Work to complete: Copy out each line that has "SILVA" in it.

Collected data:

:::

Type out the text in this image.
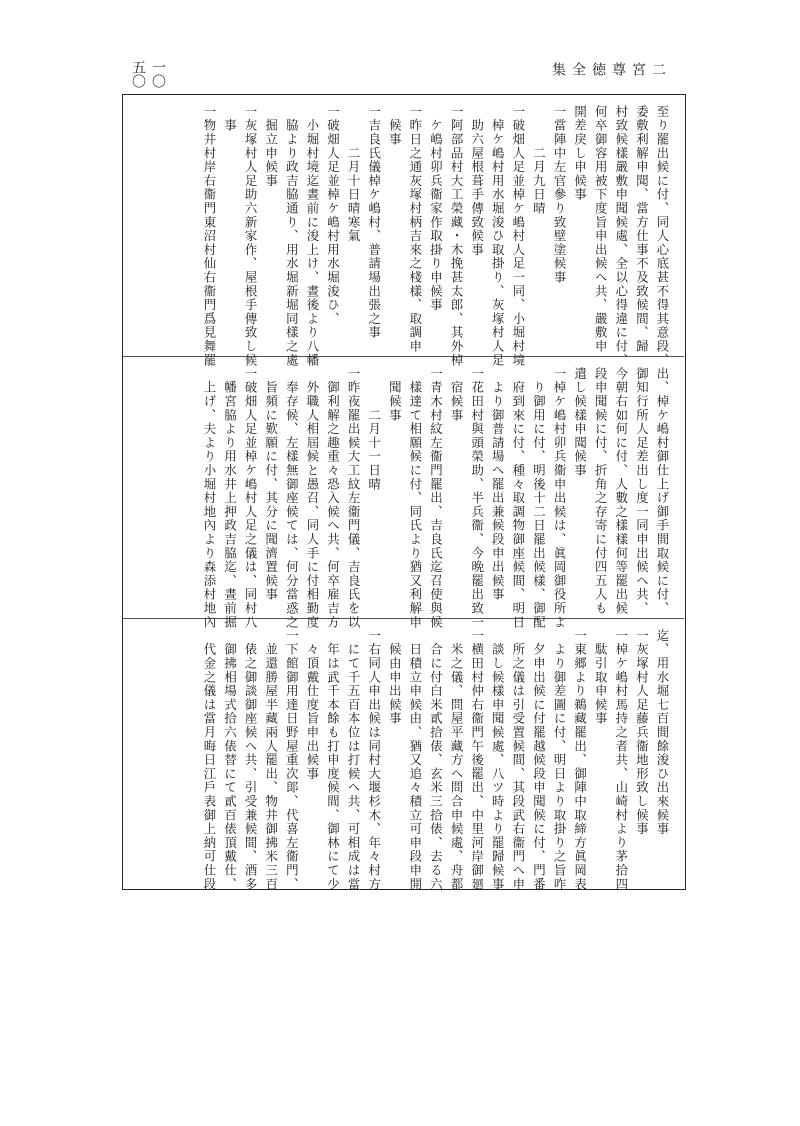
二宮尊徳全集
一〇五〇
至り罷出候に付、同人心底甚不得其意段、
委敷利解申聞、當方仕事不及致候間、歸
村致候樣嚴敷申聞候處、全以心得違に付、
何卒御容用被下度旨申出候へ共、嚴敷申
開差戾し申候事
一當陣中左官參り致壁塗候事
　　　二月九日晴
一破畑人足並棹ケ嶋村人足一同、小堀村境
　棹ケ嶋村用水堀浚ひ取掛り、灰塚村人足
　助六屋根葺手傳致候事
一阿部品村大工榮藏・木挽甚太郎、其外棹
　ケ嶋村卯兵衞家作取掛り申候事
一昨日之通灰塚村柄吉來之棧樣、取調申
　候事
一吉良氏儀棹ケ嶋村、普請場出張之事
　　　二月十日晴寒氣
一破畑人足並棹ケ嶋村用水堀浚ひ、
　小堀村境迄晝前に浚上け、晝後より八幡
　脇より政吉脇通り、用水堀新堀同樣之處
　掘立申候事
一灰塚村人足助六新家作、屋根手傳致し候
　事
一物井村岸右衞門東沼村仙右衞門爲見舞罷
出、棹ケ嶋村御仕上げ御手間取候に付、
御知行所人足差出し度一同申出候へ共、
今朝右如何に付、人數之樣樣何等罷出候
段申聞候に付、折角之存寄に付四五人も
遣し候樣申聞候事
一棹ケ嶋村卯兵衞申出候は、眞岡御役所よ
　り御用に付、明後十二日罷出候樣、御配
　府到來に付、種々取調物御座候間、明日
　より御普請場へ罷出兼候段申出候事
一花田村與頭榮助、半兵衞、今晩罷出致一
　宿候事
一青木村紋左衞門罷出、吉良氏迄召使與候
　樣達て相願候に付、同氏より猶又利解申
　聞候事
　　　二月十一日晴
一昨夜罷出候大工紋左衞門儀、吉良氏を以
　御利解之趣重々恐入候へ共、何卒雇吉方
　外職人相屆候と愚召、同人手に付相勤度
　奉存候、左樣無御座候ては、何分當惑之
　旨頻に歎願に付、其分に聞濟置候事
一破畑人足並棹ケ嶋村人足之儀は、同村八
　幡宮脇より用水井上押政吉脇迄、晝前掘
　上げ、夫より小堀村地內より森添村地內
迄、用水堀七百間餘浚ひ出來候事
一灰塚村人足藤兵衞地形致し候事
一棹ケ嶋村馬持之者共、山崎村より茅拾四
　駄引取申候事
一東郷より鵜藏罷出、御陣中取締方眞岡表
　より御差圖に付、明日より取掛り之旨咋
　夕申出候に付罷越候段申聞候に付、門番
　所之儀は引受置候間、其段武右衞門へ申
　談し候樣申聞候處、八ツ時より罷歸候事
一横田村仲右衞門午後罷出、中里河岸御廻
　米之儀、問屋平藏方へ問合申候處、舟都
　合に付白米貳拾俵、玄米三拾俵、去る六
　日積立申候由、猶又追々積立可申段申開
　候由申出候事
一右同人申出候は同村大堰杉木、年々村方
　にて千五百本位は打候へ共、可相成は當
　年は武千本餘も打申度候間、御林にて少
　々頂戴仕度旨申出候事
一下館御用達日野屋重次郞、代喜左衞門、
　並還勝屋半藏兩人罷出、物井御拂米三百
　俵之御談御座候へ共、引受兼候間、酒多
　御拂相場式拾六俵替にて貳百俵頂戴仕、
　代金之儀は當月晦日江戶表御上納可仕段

:::

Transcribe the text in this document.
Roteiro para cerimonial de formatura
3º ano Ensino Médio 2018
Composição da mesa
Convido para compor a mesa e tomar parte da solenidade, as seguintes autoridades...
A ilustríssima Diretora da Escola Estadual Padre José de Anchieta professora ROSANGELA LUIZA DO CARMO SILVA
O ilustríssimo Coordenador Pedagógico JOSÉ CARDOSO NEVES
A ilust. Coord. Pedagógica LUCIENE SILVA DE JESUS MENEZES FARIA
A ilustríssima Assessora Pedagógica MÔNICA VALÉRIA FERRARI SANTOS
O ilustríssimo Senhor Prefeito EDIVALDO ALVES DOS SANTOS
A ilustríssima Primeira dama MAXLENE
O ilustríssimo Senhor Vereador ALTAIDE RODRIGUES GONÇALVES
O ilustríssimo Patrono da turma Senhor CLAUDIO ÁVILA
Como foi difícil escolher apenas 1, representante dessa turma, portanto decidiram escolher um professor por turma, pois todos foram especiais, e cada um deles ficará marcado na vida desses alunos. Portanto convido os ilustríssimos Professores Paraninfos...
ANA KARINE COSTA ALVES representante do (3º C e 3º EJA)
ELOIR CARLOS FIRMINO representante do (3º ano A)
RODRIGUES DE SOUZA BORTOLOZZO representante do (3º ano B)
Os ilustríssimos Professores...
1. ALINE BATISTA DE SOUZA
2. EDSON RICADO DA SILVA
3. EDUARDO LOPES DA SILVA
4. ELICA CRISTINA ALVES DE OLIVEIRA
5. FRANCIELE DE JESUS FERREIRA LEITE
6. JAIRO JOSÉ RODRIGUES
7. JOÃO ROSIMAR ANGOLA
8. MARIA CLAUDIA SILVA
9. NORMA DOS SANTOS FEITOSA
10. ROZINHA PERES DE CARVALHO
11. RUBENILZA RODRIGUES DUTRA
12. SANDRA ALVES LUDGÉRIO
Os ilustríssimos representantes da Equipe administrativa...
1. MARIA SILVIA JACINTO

:::

Response below:
A ilustríssima Diretora da Escola Estadual Padre José de Anchieta professora ROSANGELA LUIZA DO CARMO SILVA
A ilust. Coord. Pedagógica LUCIENE SILVA DE JESUS MENEZES FARIA
2. EDSON RICADO DA SILVA
3. EDUARDO LOPES DA SILVA
8. MARIA CLAUDIA SILVA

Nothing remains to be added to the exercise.